INSTRUCTIONS FOR THE TASK. Comb through the entries for "产业扶贫" and pull out each line that holds it.

+++ TASK DATA

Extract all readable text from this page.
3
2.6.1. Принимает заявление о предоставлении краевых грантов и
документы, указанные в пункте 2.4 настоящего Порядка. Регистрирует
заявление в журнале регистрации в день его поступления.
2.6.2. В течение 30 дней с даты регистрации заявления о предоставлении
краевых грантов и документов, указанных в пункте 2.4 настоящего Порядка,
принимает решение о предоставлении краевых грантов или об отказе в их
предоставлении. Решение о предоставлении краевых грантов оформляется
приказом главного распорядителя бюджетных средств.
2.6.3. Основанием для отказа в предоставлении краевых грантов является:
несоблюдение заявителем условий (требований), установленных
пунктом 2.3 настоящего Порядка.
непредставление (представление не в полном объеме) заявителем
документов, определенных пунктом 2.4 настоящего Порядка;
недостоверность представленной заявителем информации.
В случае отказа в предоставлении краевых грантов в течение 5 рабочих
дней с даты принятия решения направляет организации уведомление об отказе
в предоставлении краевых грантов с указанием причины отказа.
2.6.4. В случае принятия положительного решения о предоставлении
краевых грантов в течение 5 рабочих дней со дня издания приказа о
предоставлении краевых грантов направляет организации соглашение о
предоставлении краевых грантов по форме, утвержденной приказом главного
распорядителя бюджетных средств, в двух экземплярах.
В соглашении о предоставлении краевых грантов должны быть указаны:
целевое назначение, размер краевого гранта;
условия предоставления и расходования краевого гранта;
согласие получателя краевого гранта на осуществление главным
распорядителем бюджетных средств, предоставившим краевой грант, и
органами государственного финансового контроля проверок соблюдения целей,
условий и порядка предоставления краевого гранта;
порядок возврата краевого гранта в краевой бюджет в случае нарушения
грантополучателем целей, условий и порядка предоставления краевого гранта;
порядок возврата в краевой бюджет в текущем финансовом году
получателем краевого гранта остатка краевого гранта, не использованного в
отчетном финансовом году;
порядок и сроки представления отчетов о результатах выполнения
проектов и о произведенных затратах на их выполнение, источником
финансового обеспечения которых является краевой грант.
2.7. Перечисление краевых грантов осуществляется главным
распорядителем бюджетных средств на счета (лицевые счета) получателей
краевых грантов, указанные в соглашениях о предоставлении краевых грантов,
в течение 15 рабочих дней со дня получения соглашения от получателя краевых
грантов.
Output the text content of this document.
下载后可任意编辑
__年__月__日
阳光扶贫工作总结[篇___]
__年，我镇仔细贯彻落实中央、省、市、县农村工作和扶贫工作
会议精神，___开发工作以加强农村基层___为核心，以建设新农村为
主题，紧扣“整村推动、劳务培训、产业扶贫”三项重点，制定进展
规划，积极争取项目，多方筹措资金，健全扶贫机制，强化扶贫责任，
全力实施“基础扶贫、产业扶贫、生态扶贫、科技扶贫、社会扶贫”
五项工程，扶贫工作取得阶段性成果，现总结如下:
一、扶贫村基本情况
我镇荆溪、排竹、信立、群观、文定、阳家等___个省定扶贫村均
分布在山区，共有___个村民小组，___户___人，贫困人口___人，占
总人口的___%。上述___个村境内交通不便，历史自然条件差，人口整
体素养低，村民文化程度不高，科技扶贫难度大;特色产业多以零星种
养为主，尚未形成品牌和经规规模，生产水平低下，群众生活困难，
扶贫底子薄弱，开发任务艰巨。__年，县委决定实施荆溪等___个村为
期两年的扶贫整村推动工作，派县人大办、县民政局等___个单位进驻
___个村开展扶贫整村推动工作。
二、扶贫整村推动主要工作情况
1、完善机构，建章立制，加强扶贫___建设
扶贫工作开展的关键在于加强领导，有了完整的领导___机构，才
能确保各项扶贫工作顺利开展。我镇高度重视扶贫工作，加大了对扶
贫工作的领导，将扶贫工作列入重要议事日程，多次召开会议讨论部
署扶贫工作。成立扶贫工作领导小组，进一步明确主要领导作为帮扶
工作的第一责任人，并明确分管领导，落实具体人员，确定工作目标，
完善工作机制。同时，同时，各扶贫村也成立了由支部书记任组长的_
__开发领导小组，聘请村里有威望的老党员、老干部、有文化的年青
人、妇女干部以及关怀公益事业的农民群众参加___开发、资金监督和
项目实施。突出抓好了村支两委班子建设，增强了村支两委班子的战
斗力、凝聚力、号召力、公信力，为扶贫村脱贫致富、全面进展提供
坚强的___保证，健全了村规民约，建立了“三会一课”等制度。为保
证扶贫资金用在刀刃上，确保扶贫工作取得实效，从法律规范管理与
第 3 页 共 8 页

++++++

SOLVED PROBLEM.
主题，紧扣“整村推动、劳务培训、产业扶贫”三项重点，制定进展
全力实施“基础扶贫、产业扶贫、生态扶贫、科技扶贫、社会扶贫”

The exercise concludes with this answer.